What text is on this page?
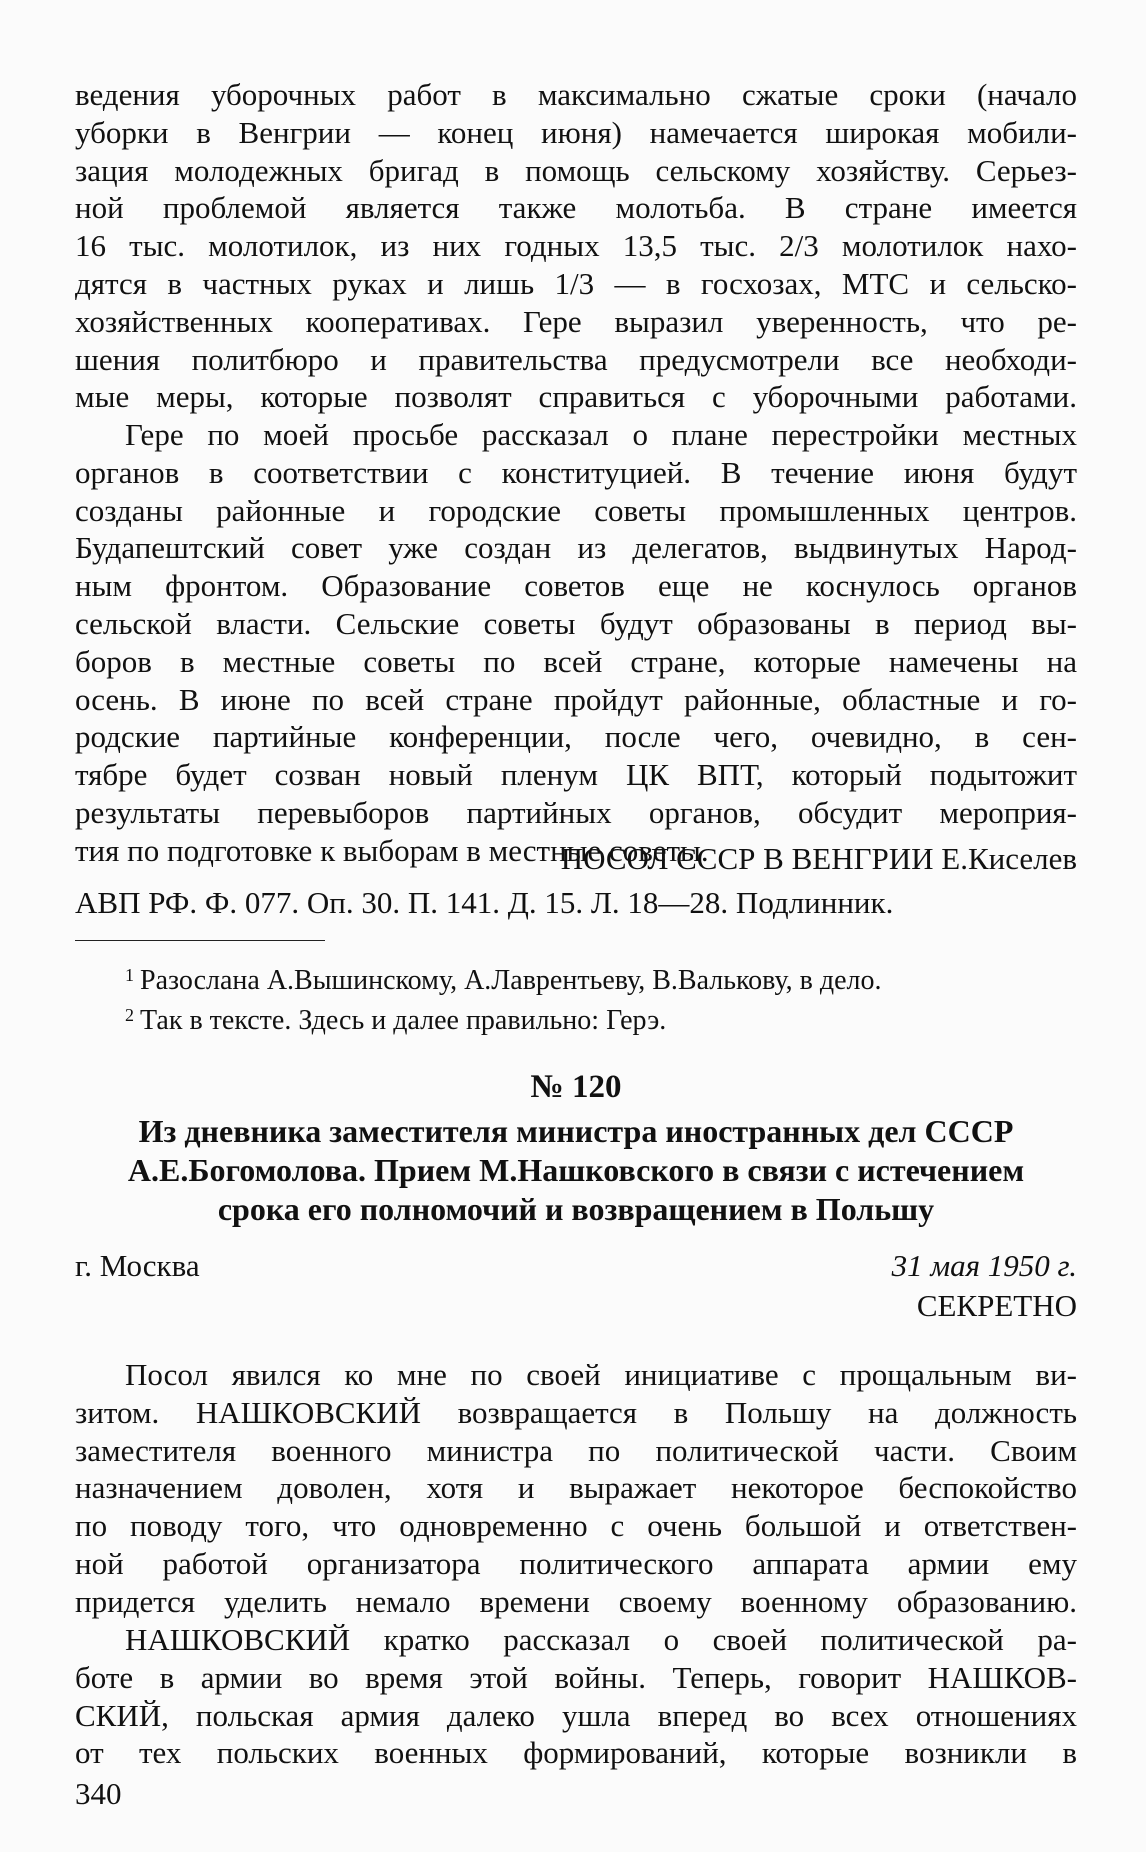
ведения уборочных работ в максимально сжатые сроки (начало
уборки в Венгрии — конец июня) намечается широкая мобили-
зация молодежных бригад в помощь сельскому хозяйству. Серьез-
ной проблемой является также молотьба. В стране имеется
16 тыс. молотилок, из них годных 13,5 тыс. 2/3 молотилок нахо-
дятся в частных руках и лишь 1/3 — в госхозах, МТС и сельско-
хозяйственных кооперативах. Гере выразил уверенность, что ре-
шения политбюро и правительства предусмотрели все необходи-
мые меры, которые позволят справиться с уборочными работами.
Гере по моей просьбе рассказал о плане перестройки местных
органов в соответствии с конституцией. В течение июня будут
созданы районные и городские советы промышленных центров.
Будапештский совет уже создан из делегатов, выдвинутых Народ-
ным фронтом. Образование советов еще не коснулось органов
сельской власти. Сельские советы будут образованы в период вы-
боров в местные советы по всей стране, которые намечены на
осень. В июне по всей стране пройдут районные, областные и го-
родские партийные конференции, после чего, очевидно, в сен-
тябре будет созван новый пленум ЦК ВПТ, который подытожит
результаты перевыборов партийных органов, обсудит мероприя-
тия по подготовке к выборам в местные советы.
ПОСОЛ СССР В ВЕНГРИИ Е.Киселев
АВП РФ. Ф. 077. Оп. 30. П. 141. Д. 15. Л. 18—28. Подлинник.
$^1$ Разослана А.Вышинскому, А.Лаврентьеву, В.Валькову, в дело.
$^2$ Так в тексте. Здесь и далее правильно: Герэ.
№ 120
Из дневника заместителя министра иностранных дел СССР
А.Е.Богомолова. Прием М.Нашковского в связи с истечением
срока его полномочий и возвращением в Польшу
г. Москва	31 мая 1950 г.
СЕКРЕТНО
Посол явился ко мне по своей инициативе с прощальным ви-
зитом. НАШКОВСКИЙ возвращается в Польшу на должность
заместителя военного министра по политической части. Своим
назначением доволен, хотя и выражает некоторое беспокойство
по поводу того, что одновременно с очень большой и ответствен-
ной работой организатора политического аппарата армии ему
придется уделить немало времени своему военному образованию.
НАШКОВСКИЙ кратко рассказал о своей политической ра-
боте в армии во время этой войны. Теперь, говорит НАШКОВ-
СКИЙ, польская армия далеко ушла вперед во всех отношениях
от тех польских военных формирований, которые возникли в
340
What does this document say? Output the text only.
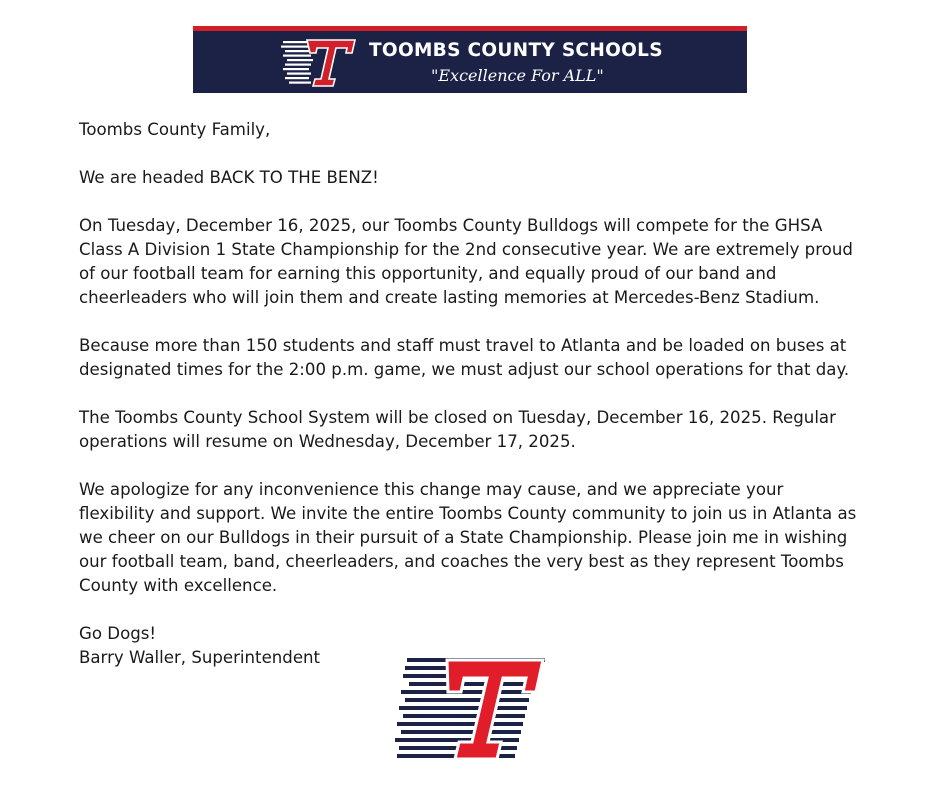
TOOMBS COUNTY SCHOOLS
"Excellence For ALL"

Toombs County Family,

We are headed BACK TO THE BENZ!

On Tuesday, December 16, 2025, our Toombs County Bulldogs will compete for the GHSA Class A Division 1 State Championship for the 2nd consecutive year. We are extremely proud of our football team for earning this opportunity, and equally proud of our band and cheerleaders who will join them and create lasting memories at Mercedes-Benz Stadium.

Because more than 150 students and staff must travel to Atlanta and be loaded on buses at designated times for the 2:00 p.m. game, we must adjust our school operations for that day.

The Toombs County School System will be closed on Tuesday, December 16, 2025. Regular operations will resume on Wednesday, December 17, 2025.

We apologize for any inconvenience this change may cause, and we appreciate your flexibility and support. We invite the entire Toombs County community to join us in Atlanta as we cheer on our Bulldogs in their pursuit of a State Championship. Please join me in wishing our football team, band, cheerleaders, and coaches the very best as they represent Toombs County with excellence.

Go Dogs!

Barry Waller, Superintendent
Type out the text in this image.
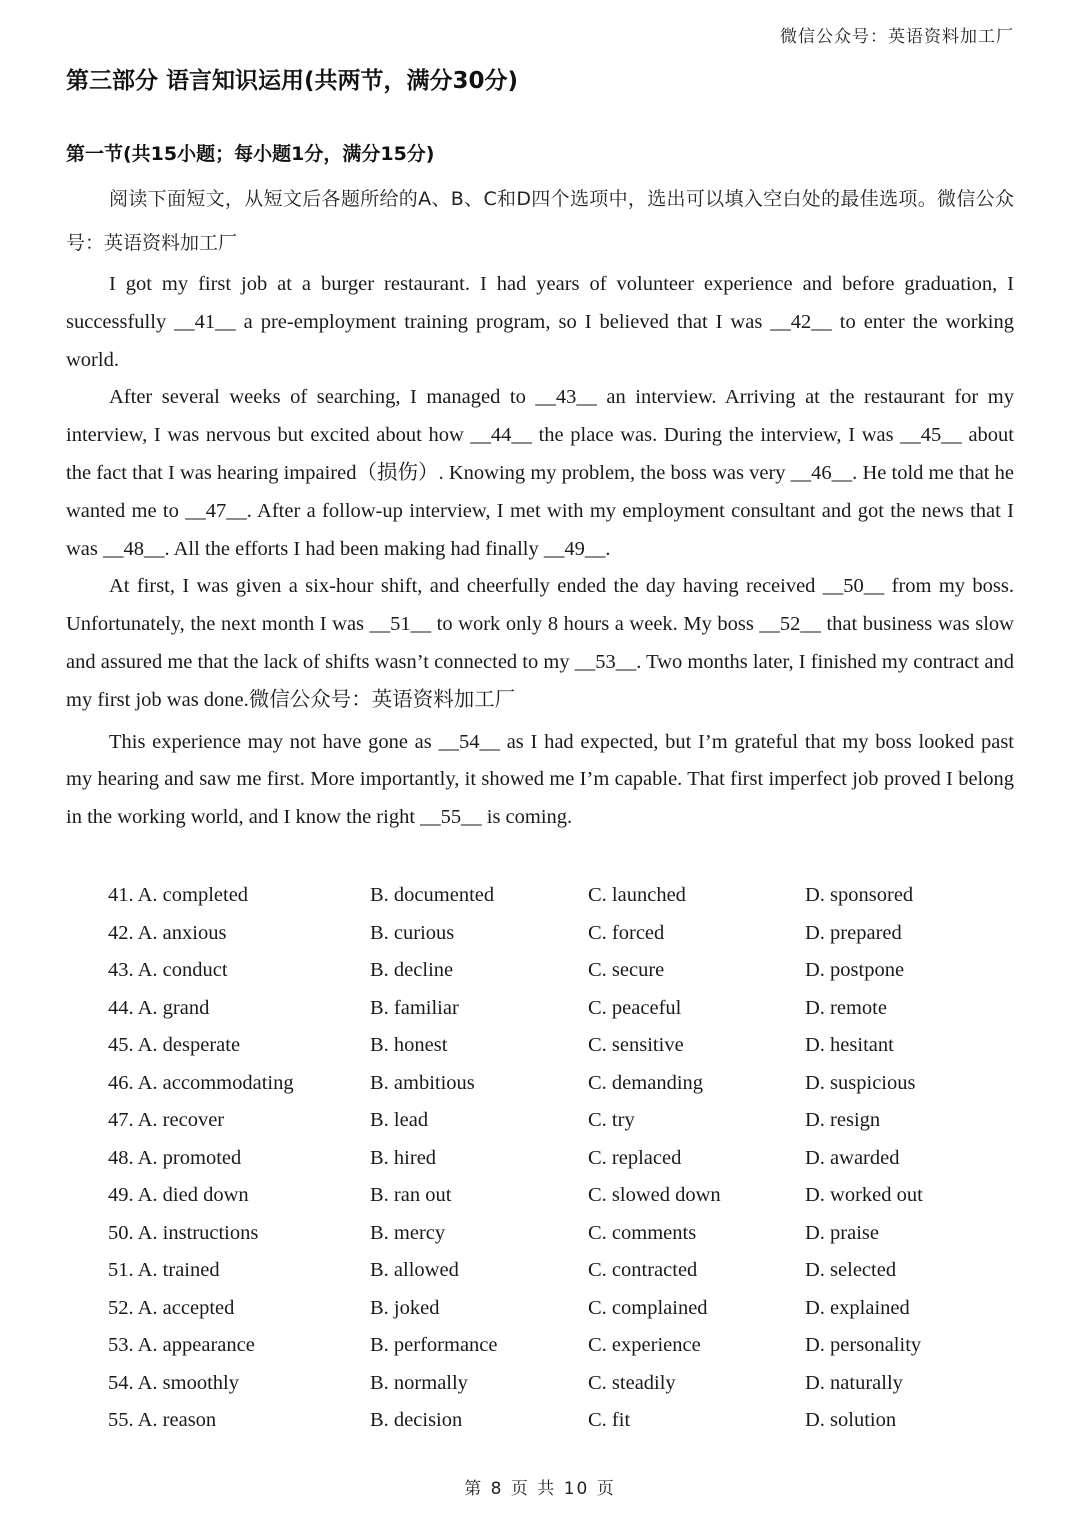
微信公众号：英语资料加工厂
第三部分 语言知识运用(共两节，满分30分)
第一节(共15小题；每小题1分，满分15分)
阅读下面短文，从短文后各题所给的A、B、C和D四个选项中，选出可以填入空白处的最佳选项。微信公众号：英语资料加工厂

I got my first job at a burger restaurant. I had years of volunteer experience and before graduation, I successfully __41__ a pre-employment training program, so I believed that I was __42__ to enter the working world.

After several weeks of searching, I managed to __43__ an interview. Arriving at the restaurant for my interview, I was nervous but excited about how __44__ the place was. During the interview, I was __45__ about the fact that I was hearing impaired（损伤）. Knowing my problem, the boss was very __46__. He told me that he wanted me to __47__. After a follow-up interview, I met with my employment consultant and got the news that I was __48__. All the efforts I had been making had finally __49__.

At first, I was given a six-hour shift, and cheerfully ended the day having received __50__ from my boss. Unfortunately, the next month I was __51__ to work only 8 hours a week. My boss __52__ that business was slow and assured me that the lack of shifts wasn’t connected to my __53__. Two months later, I finished my contract and my first job was done.微信公众号：英语资料加工厂

This experience may not have gone as __54__ as I had expected, but I’m grateful that my boss looked past my hearing and saw me first. More importantly, it showed me I’m capable. That first imperfect job proved I belong in the working world, and I know the right __55__ is coming.

41. A. completed	B. documented	C. launched	D. sponsored
42. A. anxious	B. curious	C. forced	D. prepared
43. A. conduct	B. decline	C. secure	D. postpone
44. A. grand	B. familiar	C. peaceful	D. remote
45. A. desperate	B. honest	C. sensitive	D. hesitant
46. A. accommodating	B. ambitious	C. demanding	D. suspicious
47. A. recover	B. lead	C. try	D. resign
48. A. promoted	B. hired	C. replaced	D. awarded
49. A. died down	B. ran out	C. slowed down	D. worked out
50. A. instructions	B. mercy	C. comments	D. praise
51. A. trained	B. allowed	C. contracted	D. selected
52. A. accepted	B. joked	C. complained	D. explained
53. A. appearance	B. performance	C. experience	D. personality
54. A. smoothly	B. normally	C. steadily	D. naturally
55. A. reason	B. decision	C. fit	D. solution
第 8 页 共 10 页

• Written request:
Filter the data, keeping only the lines that contain "Atlanta".

• Final result:
Because more than 150 students and staff must travel to Atlanta and be loaded on buses at designated times for the 2:00 p.m. game, we must adjust our school operations for that day.
We apologize for any inconvenience this change may cause, and we appreciate your flexibility and support. We invite the entire Toombs County community to join us in Atlanta as we cheer on our Bulldogs in their pursuit of a State Championship. Please join me in wishing our football team, band, cheerleaders, and coaches the very best as they represent Toombs County with excellence.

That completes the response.